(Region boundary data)
○ ○ ○ ○ ○ ○ ○
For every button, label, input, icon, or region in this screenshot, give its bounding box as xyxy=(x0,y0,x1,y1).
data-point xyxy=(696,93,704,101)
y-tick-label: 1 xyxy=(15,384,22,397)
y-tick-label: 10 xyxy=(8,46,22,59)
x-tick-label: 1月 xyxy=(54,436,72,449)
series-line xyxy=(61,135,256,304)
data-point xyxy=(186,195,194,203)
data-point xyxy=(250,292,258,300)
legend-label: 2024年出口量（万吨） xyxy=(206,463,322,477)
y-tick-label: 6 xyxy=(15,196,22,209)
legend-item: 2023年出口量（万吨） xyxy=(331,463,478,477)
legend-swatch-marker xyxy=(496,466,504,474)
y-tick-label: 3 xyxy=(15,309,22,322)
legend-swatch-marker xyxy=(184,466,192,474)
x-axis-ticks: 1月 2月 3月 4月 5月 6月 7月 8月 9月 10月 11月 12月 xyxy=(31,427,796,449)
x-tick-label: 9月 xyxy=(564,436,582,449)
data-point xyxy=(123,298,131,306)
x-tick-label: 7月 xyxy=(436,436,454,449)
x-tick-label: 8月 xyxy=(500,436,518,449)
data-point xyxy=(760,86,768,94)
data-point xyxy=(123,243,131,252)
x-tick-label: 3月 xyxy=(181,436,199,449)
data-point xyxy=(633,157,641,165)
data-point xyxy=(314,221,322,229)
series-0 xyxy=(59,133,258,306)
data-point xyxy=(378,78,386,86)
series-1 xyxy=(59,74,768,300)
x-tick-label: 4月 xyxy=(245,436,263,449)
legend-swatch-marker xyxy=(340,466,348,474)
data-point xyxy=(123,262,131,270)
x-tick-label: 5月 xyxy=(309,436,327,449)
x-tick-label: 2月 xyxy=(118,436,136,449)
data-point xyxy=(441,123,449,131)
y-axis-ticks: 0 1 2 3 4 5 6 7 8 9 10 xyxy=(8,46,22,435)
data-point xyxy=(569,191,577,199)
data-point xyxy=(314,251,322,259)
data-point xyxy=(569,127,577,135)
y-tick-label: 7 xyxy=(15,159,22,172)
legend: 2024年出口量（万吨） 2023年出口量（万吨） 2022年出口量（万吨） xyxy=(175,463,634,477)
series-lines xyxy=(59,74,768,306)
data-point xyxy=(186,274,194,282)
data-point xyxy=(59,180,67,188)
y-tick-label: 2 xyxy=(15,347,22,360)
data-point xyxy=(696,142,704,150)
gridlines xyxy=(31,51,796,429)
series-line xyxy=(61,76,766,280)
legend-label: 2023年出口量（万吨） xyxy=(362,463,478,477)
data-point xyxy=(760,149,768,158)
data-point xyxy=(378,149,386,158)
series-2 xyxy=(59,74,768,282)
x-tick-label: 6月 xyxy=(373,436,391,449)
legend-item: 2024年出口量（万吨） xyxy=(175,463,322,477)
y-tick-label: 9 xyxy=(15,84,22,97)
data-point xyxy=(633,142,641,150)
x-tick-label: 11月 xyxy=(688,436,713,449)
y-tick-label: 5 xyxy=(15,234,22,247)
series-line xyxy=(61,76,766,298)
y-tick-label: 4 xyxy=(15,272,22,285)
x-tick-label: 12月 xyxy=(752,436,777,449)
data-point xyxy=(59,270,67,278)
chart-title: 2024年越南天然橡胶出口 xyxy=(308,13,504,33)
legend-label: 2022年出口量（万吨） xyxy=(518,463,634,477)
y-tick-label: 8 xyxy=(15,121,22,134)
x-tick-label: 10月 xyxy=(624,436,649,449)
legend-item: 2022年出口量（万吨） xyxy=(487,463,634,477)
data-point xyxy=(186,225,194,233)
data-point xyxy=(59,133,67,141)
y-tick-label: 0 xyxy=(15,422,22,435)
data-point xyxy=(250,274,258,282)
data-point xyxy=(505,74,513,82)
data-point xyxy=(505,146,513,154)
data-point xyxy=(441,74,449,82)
○ ○ ○ ○ ○ ○ ○
◆ PROBLEM DESCRIPTION
Copy every line of the items above word for word, without changing anything.

◆ RESULT OF THIS EXERCISE
For every button, label, input, icon, or region in this screenshot, give its bounding box as xyxy=(x0,y0,x1,y1).
data-point xyxy=(696,93,704,101)
y-tick-label: 1 xyxy=(15,384,22,397)
y-tick-label: 10 xyxy=(8,46,22,59)
x-tick-label: 1月 xyxy=(54,436,72,449)
series-line xyxy=(61,135,256,304)
data-point xyxy=(186,195,194,203)
data-point xyxy=(250,292,258,300)
legend-label: 2024年出口量（万吨） xyxy=(206,463,322,477)
y-tick-label: 6 xyxy=(15,196,22,209)
legend-item: 2023年出口量（万吨） xyxy=(331,463,478,477)
legend-swatch-marker xyxy=(496,466,504,474)
y-tick-label: 3 xyxy=(15,309,22,322)
legend-swatch-marker xyxy=(184,466,192,474)
x-axis-ticks: 1月 2月 3月 4月 5月 6月 7月 8月 9月 10月 11月 12月 xyxy=(31,427,796,449)
x-tick-label: 9月 xyxy=(564,436,582,449)
data-point xyxy=(123,298,131,306)
x-tick-label: 7月 xyxy=(436,436,454,449)
x-tick-label: 8月 xyxy=(500,436,518,449)
data-point xyxy=(760,86,768,94)
data-point xyxy=(123,243,131,252)
x-tick-label: 3月 xyxy=(181,436,199,449)
data-point xyxy=(633,157,641,165)
data-point xyxy=(314,221,322,229)
series-0 xyxy=(59,133,258,306)
data-point xyxy=(378,78,386,86)
series-1 xyxy=(59,74,768,300)
x-tick-label: 4月 xyxy=(245,436,263,449)
legend-swatch-marker xyxy=(340,466,348,474)
data-point xyxy=(123,262,131,270)
x-tick-label: 5月 xyxy=(309,436,327,449)
x-tick-label: 2月 xyxy=(118,436,136,449)
data-point xyxy=(441,123,449,131)
y-axis-ticks: 0 1 2 3 4 5 6 7 8 9 10 xyxy=(8,46,22,435)
data-point xyxy=(569,191,577,199)
data-point xyxy=(314,251,322,259)
data-point xyxy=(569,127,577,135)
y-tick-label: 7 xyxy=(15,159,22,172)
legend: 2024年出口量（万吨） 2023年出口量（万吨） 2022年出口量（万吨） xyxy=(175,463,634,477)
series-lines xyxy=(59,74,768,306)
data-point xyxy=(186,274,194,282)
data-point xyxy=(59,180,67,188)
y-tick-label: 2 xyxy=(15,347,22,360)
data-point xyxy=(696,142,704,150)
gridlines xyxy=(31,51,796,429)
series-line xyxy=(61,76,766,280)
legend-label: 2023年出口量（万吨） xyxy=(362,463,478,477)
data-point xyxy=(760,149,768,158)
data-point xyxy=(378,149,386,158)
series-2 xyxy=(59,74,768,282)
x-tick-label: 6月 xyxy=(373,436,391,449)
legend-item: 2024年出口量（万吨） xyxy=(175,463,322,477)
y-tick-label: 9 xyxy=(15,84,22,97)
data-point xyxy=(633,142,641,150)
x-tick-label: 11月 xyxy=(688,436,713,449)
y-tick-label: 5 xyxy=(15,234,22,247)
series-line xyxy=(61,76,766,298)
y-tick-label: 4 xyxy=(15,272,22,285)
x-tick-label: 12月 xyxy=(752,436,777,449)
data-point xyxy=(59,270,67,278)
chart-title: 2024年越南天然橡胶出口 xyxy=(308,13,504,33)
legend-label: 2022年出口量（万吨） xyxy=(518,463,634,477)
y-tick-label: 8 xyxy=(15,121,22,134)
x-tick-label: 10月 xyxy=(624,436,649,449)
legend-item: 2022年出口量（万吨） xyxy=(487,463,634,477)
data-point xyxy=(186,225,194,233)
data-point xyxy=(59,133,67,141)
y-tick-label: 0 xyxy=(15,422,22,435)
data-point xyxy=(250,274,258,282)
data-point xyxy=(505,74,513,82)
data-point xyxy=(505,146,513,154)
data-point xyxy=(441,74,449,82)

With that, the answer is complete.